Records about charts and figures
····················

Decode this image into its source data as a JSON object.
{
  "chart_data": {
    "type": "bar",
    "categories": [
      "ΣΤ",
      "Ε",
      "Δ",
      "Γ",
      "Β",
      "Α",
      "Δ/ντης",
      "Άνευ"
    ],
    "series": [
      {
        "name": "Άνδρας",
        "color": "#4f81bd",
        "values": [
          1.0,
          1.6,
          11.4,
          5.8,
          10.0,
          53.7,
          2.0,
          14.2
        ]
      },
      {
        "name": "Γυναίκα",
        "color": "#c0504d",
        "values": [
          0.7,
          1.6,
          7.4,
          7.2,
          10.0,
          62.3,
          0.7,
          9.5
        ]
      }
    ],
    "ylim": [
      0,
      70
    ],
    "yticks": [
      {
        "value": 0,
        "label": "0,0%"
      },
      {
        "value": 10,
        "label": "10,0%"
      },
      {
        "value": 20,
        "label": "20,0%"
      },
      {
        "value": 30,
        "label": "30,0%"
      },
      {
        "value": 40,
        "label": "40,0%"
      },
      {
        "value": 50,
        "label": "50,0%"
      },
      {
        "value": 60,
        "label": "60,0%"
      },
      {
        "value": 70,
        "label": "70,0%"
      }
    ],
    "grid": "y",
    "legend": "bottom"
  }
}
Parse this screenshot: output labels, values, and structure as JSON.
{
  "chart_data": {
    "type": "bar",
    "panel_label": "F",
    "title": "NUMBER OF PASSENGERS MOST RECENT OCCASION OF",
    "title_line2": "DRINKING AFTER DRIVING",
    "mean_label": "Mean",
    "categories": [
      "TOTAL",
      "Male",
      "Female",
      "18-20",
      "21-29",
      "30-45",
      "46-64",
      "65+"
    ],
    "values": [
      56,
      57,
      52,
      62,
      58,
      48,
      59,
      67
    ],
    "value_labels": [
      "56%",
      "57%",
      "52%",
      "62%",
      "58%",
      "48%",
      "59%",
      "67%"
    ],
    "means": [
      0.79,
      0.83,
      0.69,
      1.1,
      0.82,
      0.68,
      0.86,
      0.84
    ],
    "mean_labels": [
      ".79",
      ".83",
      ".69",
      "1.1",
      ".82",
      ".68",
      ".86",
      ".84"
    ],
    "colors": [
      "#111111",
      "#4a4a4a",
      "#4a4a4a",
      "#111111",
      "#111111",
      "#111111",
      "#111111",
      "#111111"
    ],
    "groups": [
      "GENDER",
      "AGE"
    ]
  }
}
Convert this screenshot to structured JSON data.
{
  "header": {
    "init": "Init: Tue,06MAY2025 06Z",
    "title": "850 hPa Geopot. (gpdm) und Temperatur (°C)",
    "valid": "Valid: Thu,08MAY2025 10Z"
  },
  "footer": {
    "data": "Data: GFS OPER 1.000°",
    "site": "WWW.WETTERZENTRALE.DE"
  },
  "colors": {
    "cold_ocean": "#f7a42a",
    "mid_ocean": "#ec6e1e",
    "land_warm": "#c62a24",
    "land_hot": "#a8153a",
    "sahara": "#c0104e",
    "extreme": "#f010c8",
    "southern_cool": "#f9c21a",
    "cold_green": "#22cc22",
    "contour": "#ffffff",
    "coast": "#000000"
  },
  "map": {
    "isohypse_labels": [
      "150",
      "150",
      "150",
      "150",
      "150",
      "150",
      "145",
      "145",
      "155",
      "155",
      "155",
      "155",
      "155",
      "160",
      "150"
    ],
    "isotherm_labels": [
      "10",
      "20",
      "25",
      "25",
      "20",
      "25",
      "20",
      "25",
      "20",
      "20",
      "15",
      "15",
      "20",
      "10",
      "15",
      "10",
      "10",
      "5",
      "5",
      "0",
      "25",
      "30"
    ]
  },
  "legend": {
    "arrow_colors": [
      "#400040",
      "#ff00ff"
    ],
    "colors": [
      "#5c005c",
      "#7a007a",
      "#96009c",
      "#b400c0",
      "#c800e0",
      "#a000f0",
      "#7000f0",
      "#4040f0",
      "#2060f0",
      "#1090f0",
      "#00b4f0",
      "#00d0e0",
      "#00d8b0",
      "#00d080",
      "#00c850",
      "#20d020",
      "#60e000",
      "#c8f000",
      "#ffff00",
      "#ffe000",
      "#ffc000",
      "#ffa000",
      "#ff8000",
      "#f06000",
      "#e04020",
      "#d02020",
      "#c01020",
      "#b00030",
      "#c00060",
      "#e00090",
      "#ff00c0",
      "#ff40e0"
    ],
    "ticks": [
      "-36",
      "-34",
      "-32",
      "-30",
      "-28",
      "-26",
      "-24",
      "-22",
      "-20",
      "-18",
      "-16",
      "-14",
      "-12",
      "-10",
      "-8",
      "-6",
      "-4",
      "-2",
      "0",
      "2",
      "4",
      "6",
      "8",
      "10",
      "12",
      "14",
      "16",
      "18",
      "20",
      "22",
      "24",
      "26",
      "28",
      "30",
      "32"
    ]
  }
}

····················

▶ [What you need to do]
Produce an exact copy of the whole listing.

▶ [Reply]
Decode this image into its source data as a JSON object.
{
  "chart_data": {
    "type": "bar",
    "categories": [
      "ΣΤ",
      "Ε",
      "Δ",
      "Γ",
      "Β",
      "Α",
      "Δ/ντης",
      "Άνευ"
    ],
    "series": [
      {
        "name": "Άνδρας",
        "color": "#4f81bd",
        "values": [
          1.0,
          1.6,
          11.4,
          5.8,
          10.0,
          53.7,
          2.0,
          14.2
        ]
      },
      {
        "name": "Γυναίκα",
        "color": "#c0504d",
        "values": [
          0.7,
          1.6,
          7.4,
          7.2,
          10.0,
          62.3,
          0.7,
          9.5
        ]
      }
    ],
    "ylim": [
      0,
      70
    ],
    "yticks": [
      {
        "value": 0,
        "label": "0,0%"
      },
      {
        "value": 10,
        "label": "10,0%"
      },
      {
        "value": 20,
        "label": "20,0%"
      },
      {
        "value": 30,
        "label": "30,0%"
      },
      {
        "value": 40,
        "label": "40,0%"
      },
      {
        "value": 50,
        "label": "50,0%"
      },
      {
        "value": 60,
        "label": "60,0%"
      },
      {
        "value": 70,
        "label": "70,0%"
      }
    ],
    "grid": "y",
    "legend": "bottom"
  }
}
Parse this screenshot: output labels, values, and structure as JSON.
{
  "chart_data": {
    "type": "bar",
    "panel_label": "F",
    "title": "NUMBER OF PASSENGERS MOST RECENT OCCASION OF",
    "title_line2": "DRINKING AFTER DRIVING",
    "mean_label": "Mean",
    "categories": [
      "TOTAL",
      "Male",
      "Female",
      "18-20",
      "21-29",
      "30-45",
      "46-64",
      "65+"
    ],
    "values": [
      56,
      57,
      52,
      62,
      58,
      48,
      59,
      67
    ],
    "value_labels": [
      "56%",
      "57%",
      "52%",
      "62%",
      "58%",
      "48%",
      "59%",
      "67%"
    ],
    "means": [
      0.79,
      0.83,
      0.69,
      1.1,
      0.82,
      0.68,
      0.86,
      0.84
    ],
    "mean_labels": [
      ".79",
      ".83",
      ".69",
      "1.1",
      ".82",
      ".68",
      ".86",
      ".84"
    ],
    "colors": [
      "#111111",
      "#4a4a4a",
      "#4a4a4a",
      "#111111",
      "#111111",
      "#111111",
      "#111111",
      "#111111"
    ],
    "groups": [
      "GENDER",
      "AGE"
    ]
  }
}
Convert this screenshot to structured JSON data.
{
  "header": {
    "init": "Init: Tue,06MAY2025 06Z",
    "title": "850 hPa Geopot. (gpdm) und Temperatur (°C)",
    "valid": "Valid: Thu,08MAY2025 10Z"
  },
  "footer": {
    "data": "Data: GFS OPER 1.000°",
    "site": "WWW.WETTERZENTRALE.DE"
  },
  "colors": {
    "cold_ocean": "#f7a42a",
    "mid_ocean": "#ec6e1e",
    "land_warm": "#c62a24",
    "land_hot": "#a8153a",
    "sahara": "#c0104e",
    "extreme": "#f010c8",
    "southern_cool": "#f9c21a",
    "cold_green": "#22cc22",
    "contour": "#ffffff",
    "coast": "#000000"
  },
  "map": {
    "isohypse_labels": [
      "150",
      "150",
      "150",
      "150",
      "150",
      "150",
      "145",
      "145",
      "155",
      "155",
      "155",
      "155",
      "155",
      "160",
      "150"
    ],
    "isotherm_labels": [
      "10",
      "20",
      "25",
      "25",
      "20",
      "25",
      "20",
      "25",
      "20",
      "20",
      "15",
      "15",
      "20",
      "10",
      "15",
      "10",
      "10",
      "5",
      "5",
      "0",
      "25",
      "30"
    ]
  },
  "legend": {
    "arrow_colors": [
      "#400040",
      "#ff00ff"
    ],
    "colors": [
      "#5c005c",
      "#7a007a",
      "#96009c",
      "#b400c0",
      "#c800e0",
      "#a000f0",
      "#7000f0",
      "#4040f0",
      "#2060f0",
      "#1090f0",
      "#00b4f0",
      "#00d0e0",
      "#00d8b0",
      "#00d080",
      "#00c850",
      "#20d020",
      "#60e000",
      "#c8f000",
      "#ffff00",
      "#ffe000",
      "#ffc000",
      "#ffa000",
      "#ff8000",
      "#f06000",
      "#e04020",
      "#d02020",
      "#c01020",
      "#b00030",
      "#c00060",
      "#e00090",
      "#ff00c0",
      "#ff40e0"
    ],
    "ticks": [
      "-36",
      "-34",
      "-32",
      "-30",
      "-28",
      "-26",
      "-24",
      "-22",
      "-20",
      "-18",
      "-16",
      "-14",
      "-12",
      "-10",
      "-8",
      "-6",
      "-4",
      "-2",
      "0",
      "2",
      "4",
      "6",
      "8",
      "10",
      "12",
      "14",
      "16",
      "18",
      "20",
      "22",
      "24",
      "26",
      "28",
      "30",
      "32"
    ]
  }
}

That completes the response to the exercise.